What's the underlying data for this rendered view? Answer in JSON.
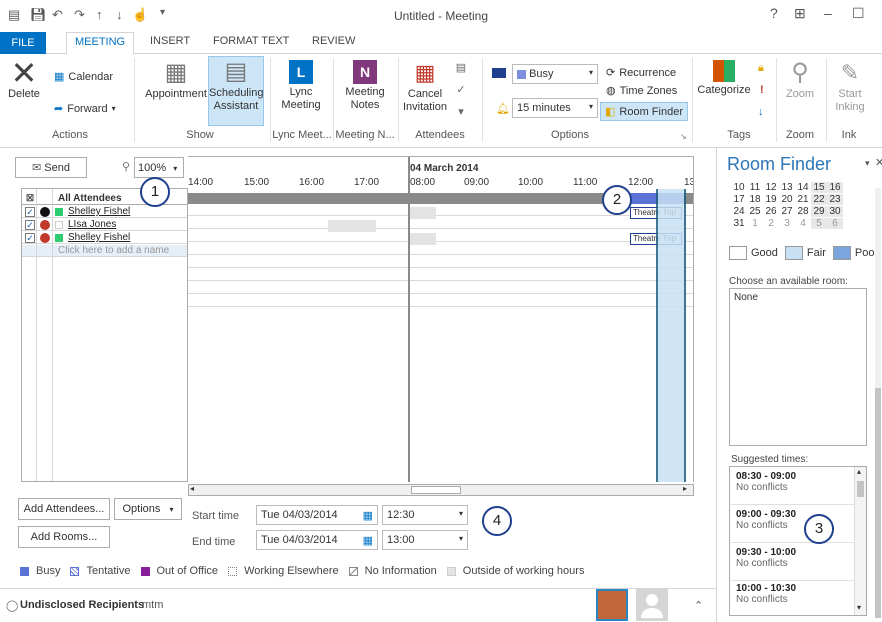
{
  "window": {
    "title": "Untitled - Meeting",
    "help": "?",
    "restore": "⊞",
    "minimize": "–",
    "maximize": "☐"
  },
  "tabs": [
    "FILE",
    "MEETING",
    "INSERT",
    "FORMAT TEXT",
    "REVIEW"
  ],
  "ribbon": {
    "actions": {
      "delete": "Delete",
      "calendar": "Calendar",
      "forward": "Forward",
      "label": "Actions"
    },
    "show": {
      "appointment": "Appointment",
      "scheduling": "Scheduling Assistant",
      "label": "Show"
    },
    "lync": {
      "button": "Lync Meeting",
      "label": "Lync Meet..."
    },
    "notes": {
      "button": "Meeting Notes",
      "label": "Meeting N..."
    },
    "attendees": {
      "cancel": "Cancel Invitation",
      "label": "Attendees"
    },
    "options": {
      "busy": "Busy",
      "reminder": "15 minutes",
      "recurrence": "Recurrence",
      "timezones": "Time Zones",
      "roomfinder": "Room Finder",
      "label": "Options"
    },
    "tags": {
      "categorize": "Categorize",
      "label": "Tags"
    },
    "zoom": {
      "button": "Zoom",
      "label": "Zoom"
    },
    "ink": {
      "button": "Start Inking",
      "label": "Ink"
    }
  },
  "scheduler": {
    "send": "Send",
    "zoom": "100%",
    "header_all": "All Attendees",
    "date": "04 March 2014",
    "hours": [
      "14:00",
      "15:00",
      "16:00",
      "17:00",
      "08:00",
      "09:00",
      "10:00",
      "11:00",
      "12:00",
      "13"
    ],
    "attendees": [
      {
        "name": "Shelley Fishel"
      },
      {
        "name": "LIsa Jones"
      },
      {
        "name": "Shelley Fishel"
      }
    ],
    "add_name": "Click here to add a name",
    "event1": "Theatre Trip",
    "event2": "Theatre Trip",
    "add_attendees": "Add Attendees...",
    "options": "Options",
    "add_rooms": "Add Rooms...",
    "start_label": "Start time",
    "start_date": "Tue 04/03/2014",
    "start_time": "12:30",
    "end_label": "End time",
    "end_date": "Tue 04/03/2014",
    "end_time": "13:00"
  },
  "legend": {
    "busy": "Busy",
    "tentative": "Tentative",
    "oof": "Out of Office",
    "elsewhere": "Working Elsewhere",
    "noinfo": "No Information",
    "outside": "Outside of working hours"
  },
  "status": {
    "recipients": "Undisclosed Recipients",
    "suffix": "mtm"
  },
  "roomfinder": {
    "title": "Room Finder",
    "cal_rows": [
      [
        "10",
        "11",
        "12",
        "13",
        "14",
        "15",
        "16"
      ],
      [
        "17",
        "18",
        "19",
        "20",
        "21",
        "22",
        "23"
      ],
      [
        "24",
        "25",
        "26",
        "27",
        "28",
        "29",
        "30"
      ],
      [
        "31",
        "1",
        "2",
        "3",
        "4",
        "5",
        "6"
      ]
    ],
    "good": "Good",
    "fair": "Fair",
    "poor": "Poor",
    "choose": "Choose an available room:",
    "room_value": "None",
    "suggested": "Suggested times:",
    "times": [
      {
        "time": "08:30 - 09:00",
        "status": "No conflicts"
      },
      {
        "time": "09:00 - 09:30",
        "status": "No conflicts"
      },
      {
        "time": "09:30 - 10:00",
        "status": "No conflicts"
      },
      {
        "time": "10:00 - 10:30",
        "status": "No conflicts"
      }
    ]
  },
  "callouts": [
    "1",
    "2",
    "3",
    "4"
  ],
  "colors": {
    "accent": "#0072c6",
    "busy": "#5b73d6",
    "oof": "#8a1f9e",
    "selection": "#c7e0f4",
    "dark_blue": "#1f3f8f"
  }
}
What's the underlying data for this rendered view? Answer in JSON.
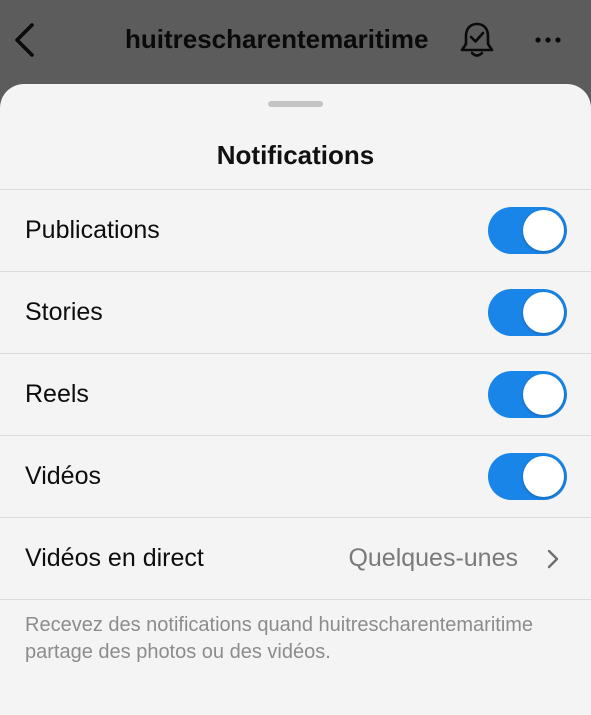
{
  "header": {
    "back_icon": "chevron-left-icon",
    "username": "huitrescharentemaritime",
    "bell_icon": "bell-check-icon",
    "more_icon": "more-horizontal-icon"
  },
  "sheet": {
    "title": "Notifications",
    "rows": [
      {
        "label": "Publications",
        "toggle_on": true
      },
      {
        "label": "Stories",
        "toggle_on": true
      },
      {
        "label": "Reels",
        "toggle_on": true
      },
      {
        "label": "Vidéos",
        "toggle_on": true
      }
    ],
    "live": {
      "label": "Vidéos en direct",
      "value": "Quelques-unes",
      "icon": "chevron-right-icon"
    },
    "helper_text": "Recevez des notifications quand huitrescharentemaritime partage des photos ou des vidéos."
  },
  "colors": {
    "toggle_on": "#1a85e8",
    "sheet_bg": "#f4f4f4",
    "backdrop": "#5c5c5c"
  }
}
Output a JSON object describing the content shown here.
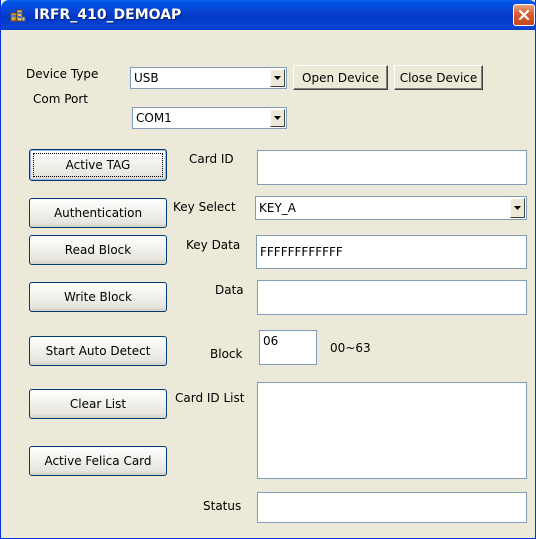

====

Can the entries above be repeated exactly, without their pictures?

What's the underlying data for this rendered view? Answer in JSON.
{
  "window": {
    "title": "Untitled - Meeting",
    "help": "?",
    "restore": "⊞",
    "minimize": "–",
    "maximize": "☐"
  },
  "tabs": [
    "FILE",
    "MEETING",
    "INSERT",
    "FORMAT TEXT",
    "REVIEW"
  ],
  "ribbon": {
    "actions": {
      "delete": "Delete",
      "calendar": "Calendar",
      "forward": "Forward",
      "label": "Actions"
    },
    "show": {
      "appointment": "Appointment",
      "scheduling": "Scheduling Assistant",
      "label": "Show"
    },
    "lync": {
      "button": "Lync Meeting",
      "label": "Lync Meet..."
    },
    "notes": {
      "button": "Meeting Notes",
      "label": "Meeting N..."
    },
    "attendees": {
      "cancel": "Cancel Invitation",
      "label": "Attendees"
    },
    "options": {
      "busy": "Busy",
      "reminder": "15 minutes",
      "recurrence": "Recurrence",
      "timezones": "Time Zones",
      "roomfinder": "Room Finder",
      "label": "Options"
    },
    "tags": {
      "categorize": "Categorize",
      "label": "Tags"
    },
    "zoom": {
      "button": "Zoom",
      "label": "Zoom"
    },
    "ink": {
      "button": "Start Inking",
      "label": "Ink"
    }
  },
  "scheduler": {
    "send": "Send",
    "zoom": "100%",
    "header_all": "All Attendees",
    "date": "04 March 2014",
    "hours": [
      "14:00",
      "15:00",
      "16:00",
      "17:00",
      "08:00",
      "09:00",
      "10:00",
      "11:00",
      "12:00",
      "13"
    ],
    "attendees": [
      {
        "name": "Shelley Fishel"
      },
      {
        "name": "LIsa Jones"
      },
      {
        "name": "Shelley Fishel"
      }
    ],
    "add_name": "Click here to add a name",
    "event1": "Theatre Trip",
    "event2": "Theatre Trip",
    "add_attendees": "Add Attendees...",
    "options": "Options",
    "add_rooms": "Add Rooms...",
    "start_label": "Start time",
    "start_date": "Tue 04/03/2014",
    "start_time": "12:30",
    "end_label": "End time",
    "end_date": "Tue 04/03/2014",
    "end_time": "13:00"
  },
  "legend": {
    "busy": "Busy",
    "tentative": "Tentative",
    "oof": "Out of Office",
    "elsewhere": "Working Elsewhere",
    "noinfo": "No Information",
    "outside": "Outside of working hours"
  },
  "status": {
    "recipients": "Undisclosed Recipients",
    "suffix": "mtm"
  },
  "roomfinder": {
    "title": "Room Finder",
    "cal_rows": [
      [
        "10",
        "11",
        "12",
        "13",
        "14",
        "15",
        "16"
      ],
      [
        "17",
        "18",
        "19",
        "20",
        "21",
        "22",
        "23"
      ],
      [
        "24",
        "25",
        "26",
        "27",
        "28",
        "29",
        "30"
      ],
      [
        "31",
        "1",
        "2",
        "3",
        "4",
        "5",
        "6"
      ]
    ],
    "good": "Good",
    "fair": "Fair",
    "poor": "Poor",
    "choose": "Choose an available room:",
    "room_value": "None",
    "suggested": "Suggested times:",
    "times": [
      {
        "time": "08:30 - 09:00",
        "status": "No conflicts"
      },
      {
        "time": "09:00 - 09:30",
        "status": "No conflicts"
      },
      {
        "time": "09:30 - 10:00",
        "status": "No conflicts"
      },
      {
        "time": "10:00 - 10:30",
        "status": "No conflicts"
      }
    ]
  },
  "callouts": [
    "1",
    "2",
    "3",
    "4"
  ],
  "colors": {
    "accent": "#0072c6",
    "busy": "#5b73d6",
    "oof": "#8a1f9e",
    "selection": "#c7e0f4",
    "dark_blue": "#1f3f8f"
  }
}
What's the underlying data for this rendered view? Answer in JSON.
{
  "header": {
    "back_icon": "chevron-left-icon",
    "username": "huitrescharentemaritime",
    "bell_icon": "bell-check-icon",
    "more_icon": "more-horizontal-icon"
  },
  "sheet": {
    "title": "Notifications",
    "rows": [
      {
        "label": "Publications",
        "toggle_on": true
      },
      {
        "label": "Stories",
        "toggle_on": true
      },
      {
        "label": "Reels",
        "toggle_on": true
      },
      {
        "label": "Vidéos",
        "toggle_on": true
      }
    ],
    "live": {
      "label": "Vidéos en direct",
      "value": "Quelques-unes",
      "icon": "chevron-right-icon"
    },
    "helper_text": "Recevez des notifications quand huitrescharentemaritime partage des photos ou des vidéos."
  },
  "colors": {
    "toggle_on": "#1a85e8",
    "sheet_bg": "#f4f4f4",
    "backdrop": "#5c5c5c"
  }
}
Output a JSON object describing the content shown here.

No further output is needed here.